WHAT NEEDS TO BE DONE: Extract all lines in the data that contain the word "average".

INPUT FOR THIS TASK:

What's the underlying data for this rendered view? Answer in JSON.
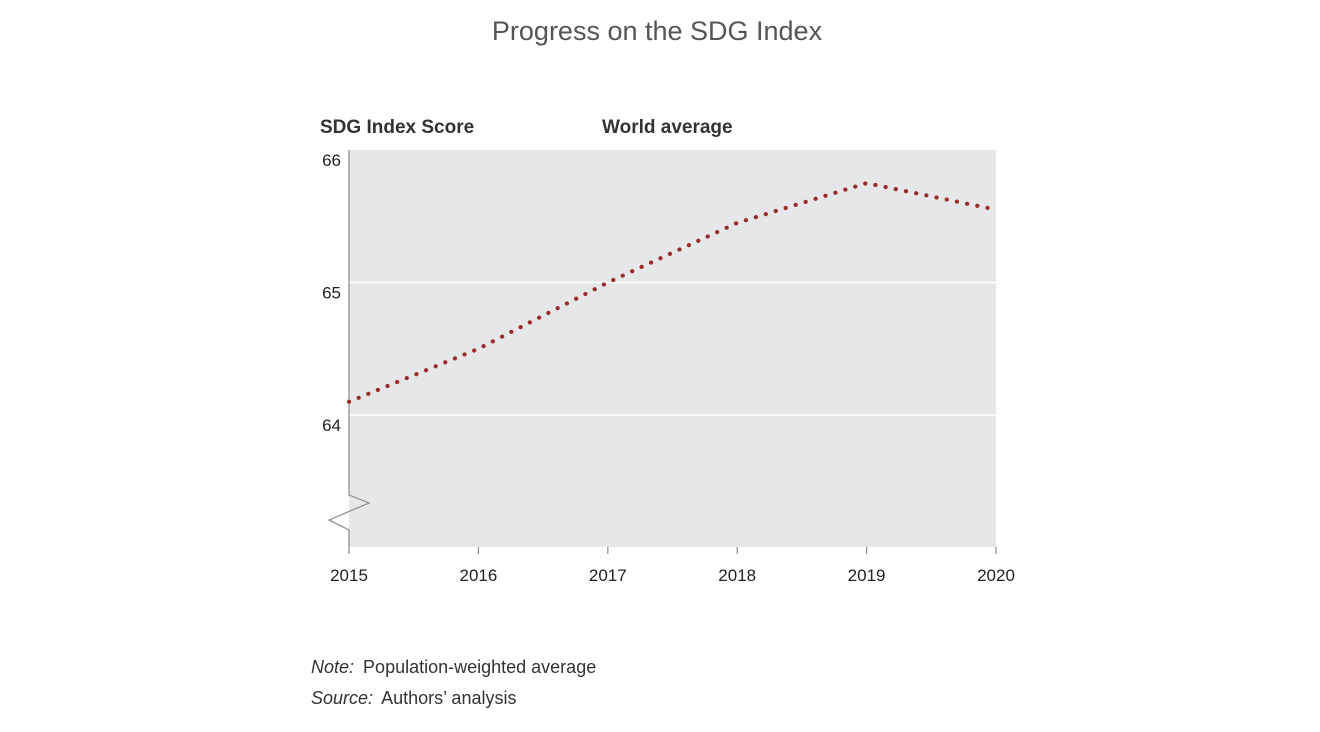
{
  "chart_data": {
    "type": "line",
    "title": "Progress on the SDG Index",
    "ylabel": "SDG Index Score",
    "xlabel": "",
    "series_label": "World average",
    "x": [
      2015,
      2016,
      2017,
      2018,
      2019,
      2020
    ],
    "x_ticks": [
      "2015",
      "2016",
      "2017",
      "2018",
      "2019",
      "2020"
    ],
    "y_ticks": [
      "64",
      "65",
      "66"
    ],
    "ylim": [
      63,
      66
    ],
    "axis_break": true,
    "grid": true,
    "series": [
      {
        "name": "World average",
        "values": [
          64.1,
          64.5,
          65.0,
          65.45,
          65.75,
          65.55
        ],
        "color": "#9b2a2a",
        "style": "dotted"
      }
    ],
    "plot_background": "#e6e7e8"
  },
  "notes": {
    "note_label": "Note:",
    "note_text": "Population-weighted average",
    "source_label": "Source:",
    "source_text": "Authors’ analysis"
  }
}
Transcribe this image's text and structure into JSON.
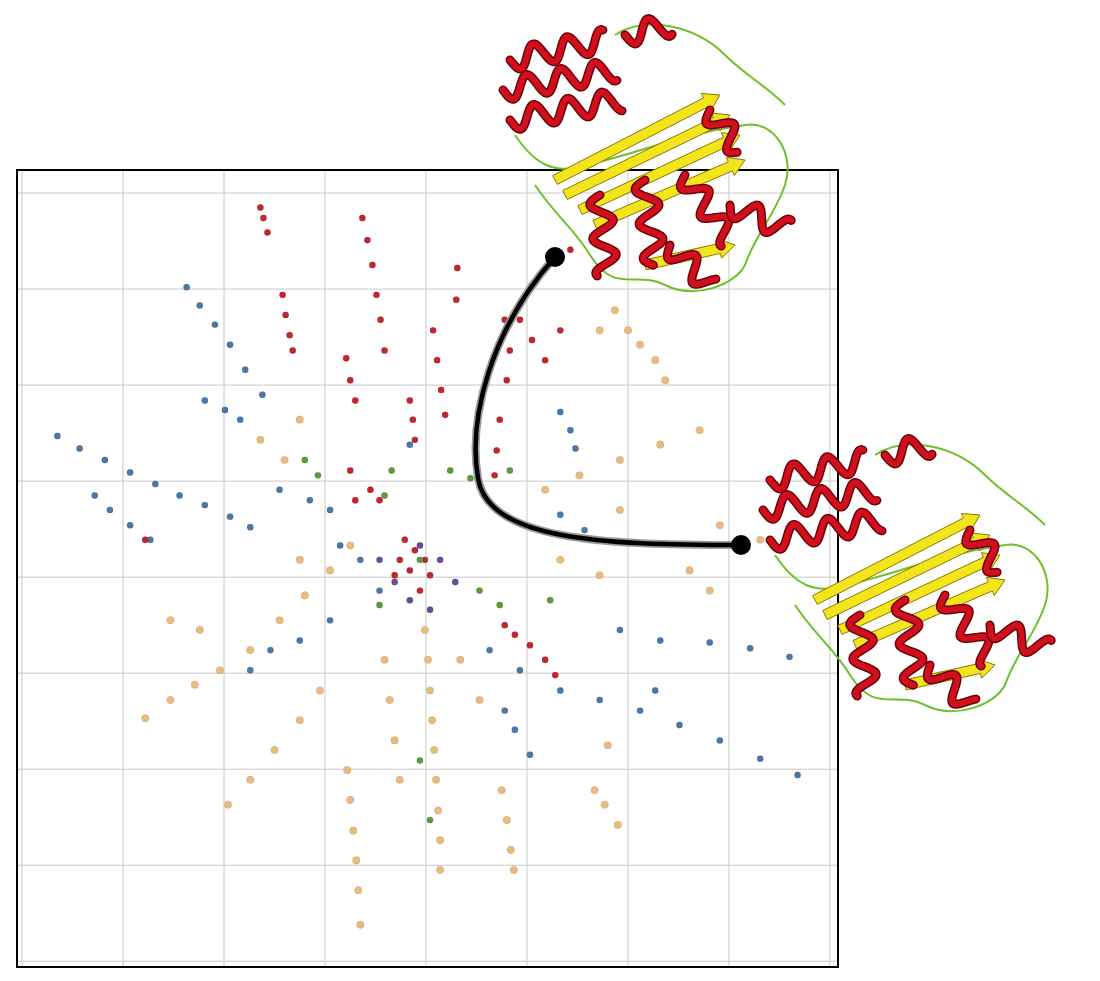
{
  "chart_data": {
    "type": "scatter",
    "xlim": [
      -0.05,
      8.08
    ],
    "ylim": [
      -0.06,
      8.24
    ],
    "xticks": [
      0,
      1,
      2,
      3,
      4,
      5,
      6,
      7,
      8
    ],
    "yticks": [
      0,
      1,
      2,
      3,
      4,
      5,
      6,
      7,
      8
    ],
    "grid": true,
    "tick_labels": false,
    "series": [
      {
        "color": "#e8bc80",
        "marker": "circle",
        "x": [
          1.22,
          1.47,
          1.71,
          1.96,
          2.26,
          2.55,
          2.8,
          3.05,
          1.47,
          1.76,
          2.04,
          2.26,
          2.5,
          2.75,
          2.95,
          3.99,
          4.02,
          4.04,
          4.06,
          4.08,
          4.1,
          4.12,
          4.14,
          4.14,
          3.22,
          3.25,
          3.28,
          3.31,
          3.33,
          3.35,
          3.59,
          3.64,
          3.69,
          3.74,
          4.75,
          4.8,
          4.84,
          4.87,
          4.34,
          4.53,
          5.67,
          5.77,
          5.9,
          5.8,
          5.87,
          6.0,
          6.12,
          6.27,
          6.37,
          5.18,
          5.52,
          5.92,
          6.32,
          6.71,
          5.33,
          5.72,
          6.61,
          6.81,
          2.36,
          2.6,
          2.75,
          5.72,
          6.91,
          7.31,
          5.92,
          2.75,
          3.25
        ],
        "values": [
          2.53,
          2.72,
          2.88,
          3.03,
          3.24,
          3.55,
          3.81,
          4.07,
          3.55,
          3.45,
          1.63,
          1.89,
          2.2,
          2.51,
          2.82,
          3.45,
          3.14,
          2.82,
          2.51,
          2.2,
          1.89,
          1.57,
          1.26,
          0.95,
          1.99,
          1.68,
          1.36,
          1.05,
          0.74,
          0.38,
          3.14,
          2.72,
          2.3,
          1.89,
          1.78,
          1.47,
          1.16,
          0.95,
          3.14,
          2.72,
          1.78,
          1.63,
          1.42,
          2.25,
          6.78,
          6.57,
          6.42,
          6.26,
          6.05,
          4.91,
          5.06,
          5.22,
          5.38,
          5.53,
          4.18,
          4.02,
          4.07,
          3.86,
          5.43,
          5.22,
          5.64,
          6.57,
          4.54,
          4.39,
          4.7,
          4.18,
          4.33
        ]
      },
      {
        "color": "#4a78a8",
        "marker": "circle",
        "x": [
          1.63,
          1.76,
          1.91,
          2.06,
          2.21,
          2.38,
          0.35,
          0.57,
          0.82,
          1.07,
          1.32,
          1.56,
          1.81,
          2.06,
          2.26,
          0.72,
          0.87,
          1.07,
          1.27,
          1.81,
          2.01,
          2.16,
          2.55,
          2.85,
          3.05,
          3.15,
          3.35,
          3.54,
          3.05,
          2.75,
          2.46,
          2.26,
          5.33,
          5.43,
          5.48,
          5.33,
          5.57,
          4.63,
          4.93,
          5.33,
          5.72,
          6.12,
          6.51,
          6.91,
          7.31,
          7.68,
          5.92,
          6.32,
          6.81,
          7.21,
          7.6,
          4.78,
          4.88,
          5.03,
          6.27,
          3.84
        ],
        "values": [
          7.02,
          6.83,
          6.63,
          6.42,
          6.16,
          5.9,
          5.47,
          5.34,
          5.22,
          5.09,
          4.97,
          4.85,
          4.75,
          4.63,
          4.52,
          4.85,
          4.7,
          4.54,
          4.39,
          5.84,
          5.74,
          5.64,
          4.91,
          4.8,
          4.7,
          4.33,
          4.18,
          3.86,
          3.55,
          3.34,
          3.24,
          3.03,
          5.72,
          5.53,
          5.34,
          4.65,
          4.49,
          3.24,
          3.03,
          2.82,
          2.72,
          2.61,
          2.46,
          2.3,
          2.11,
          1.94,
          3.45,
          3.34,
          3.32,
          3.26,
          3.17,
          2.61,
          2.41,
          2.15,
          2.82,
          5.38
        ]
      },
      {
        "color": "#c0282e",
        "marker": "circle",
        "x": [
          2.36,
          2.39,
          2.43,
          2.58,
          2.61,
          2.65,
          2.68,
          3.37,
          3.42,
          3.47,
          3.51,
          3.55,
          3.59,
          3.21,
          3.25,
          3.3,
          3.84,
          3.87,
          3.89,
          4.07,
          4.11,
          4.15,
          4.19,
          4.31,
          4.3,
          4.78,
          4.83,
          4.8,
          4.73,
          4.7,
          4.68,
          4.93,
          5.05,
          5.18,
          5.43,
          5.33,
          3.79,
          3.89,
          3.99,
          3.84,
          4.04,
          3.94,
          3.74,
          3.69,
          3.54,
          3.45,
          3.25,
          3.3,
          4.78,
          4.88,
          5.03,
          5.18,
          5.28,
          1.22
        ],
        "values": [
          7.85,
          7.74,
          7.59,
          6.94,
          6.73,
          6.52,
          6.36,
          7.74,
          7.51,
          7.25,
          6.94,
          6.68,
          6.36,
          6.28,
          6.05,
          5.84,
          5.84,
          5.64,
          5.43,
          6.57,
          6.26,
          5.95,
          5.69,
          7.22,
          6.89,
          6.68,
          6.36,
          6.05,
          5.64,
          5.32,
          5.06,
          6.68,
          6.47,
          6.26,
          7.41,
          6.57,
          4.39,
          4.28,
          4.18,
          4.07,
          4.02,
          3.86,
          4.18,
          4.02,
          4.8,
          4.91,
          5.11,
          4.8,
          3.5,
          3.4,
          3.29,
          3.14,
          2.98,
          4.39
        ]
      },
      {
        "color": "#5e9a3e",
        "marker": "circle",
        "x": [
          2.8,
          2.93,
          4.24,
          4.44,
          3.59,
          3.66,
          3.94,
          4.53,
          4.73,
          3.54,
          3.94,
          4.04,
          5.23,
          4.83
        ],
        "values": [
          5.22,
          5.06,
          5.11,
          5.03,
          4.85,
          5.11,
          4.18,
          3.86,
          3.71,
          3.71,
          2.09,
          1.47,
          3.76,
          5.11
        ]
      },
      {
        "color": "#6b4c9a",
        "marker": "circle",
        "x": [
          3.54,
          3.69,
          3.94,
          4.14,
          4.29,
          3.84,
          4.04
        ],
        "values": [
          4.18,
          3.95,
          4.33,
          4.18,
          3.95,
          3.76,
          3.66
        ]
      }
    ]
  }
}
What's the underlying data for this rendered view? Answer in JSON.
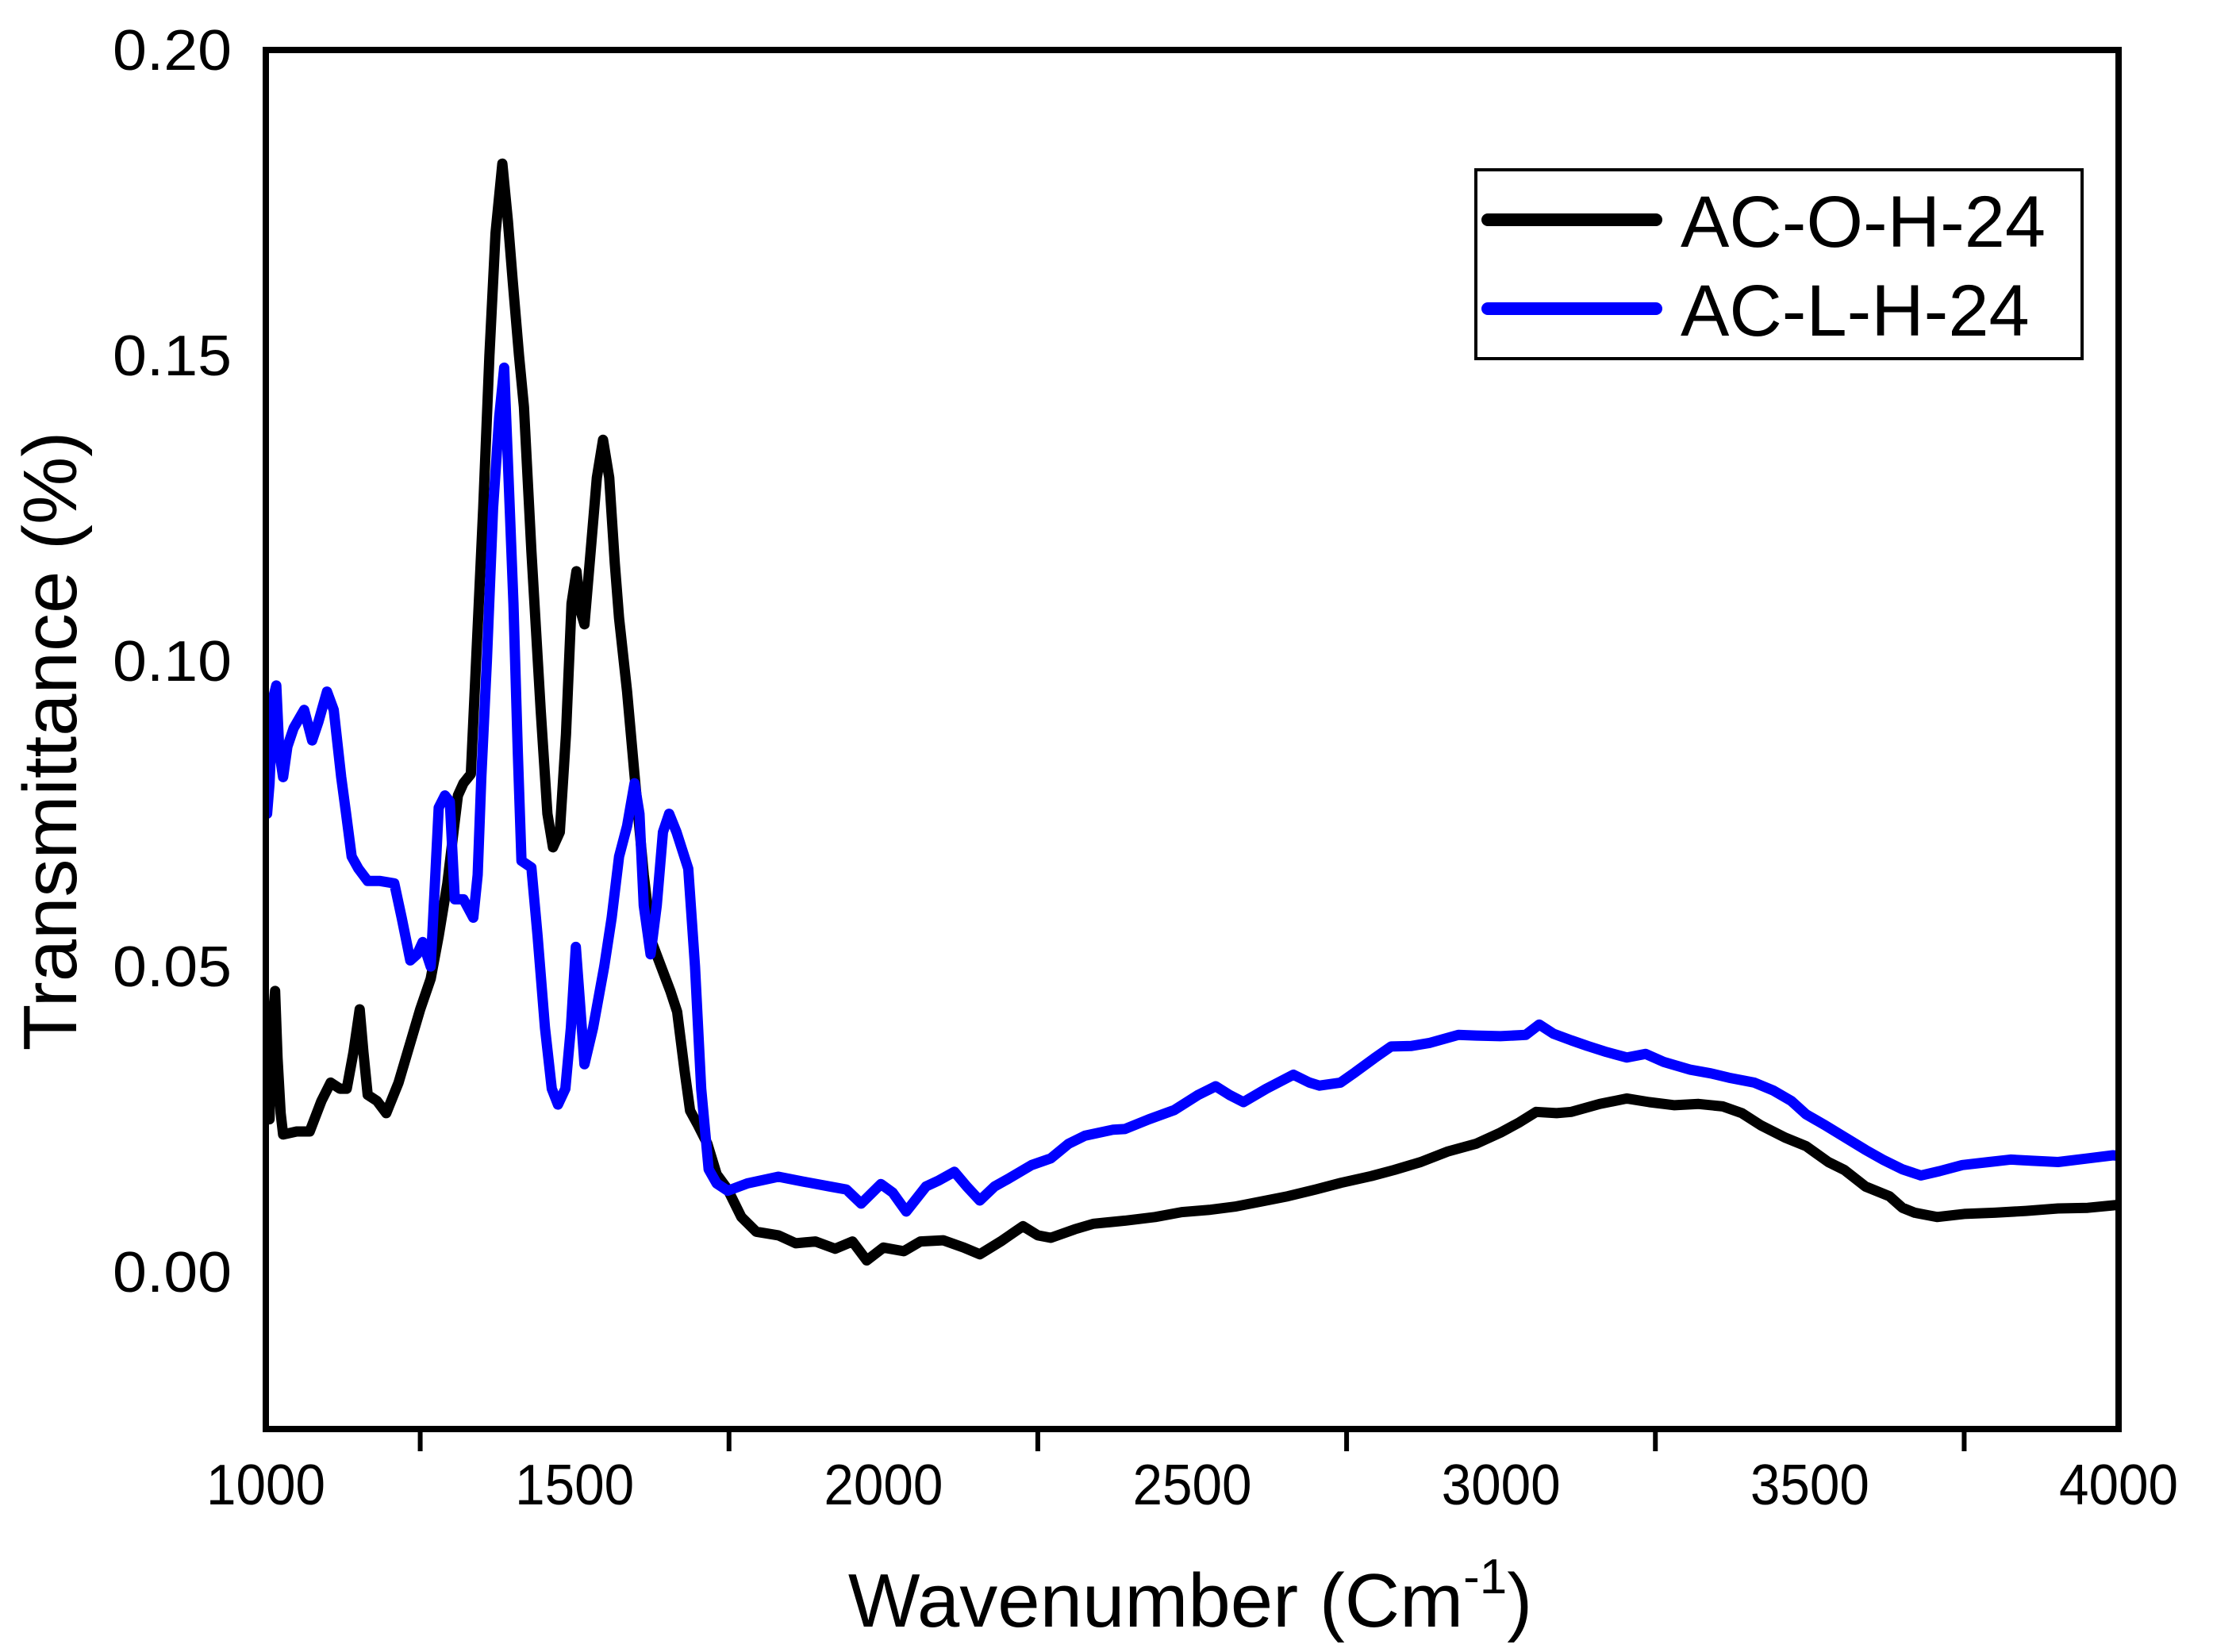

SOLVED PROBLEM:
    "series_label": "World average",
        "name": "World average",
    "note_text": "Population-weighted average",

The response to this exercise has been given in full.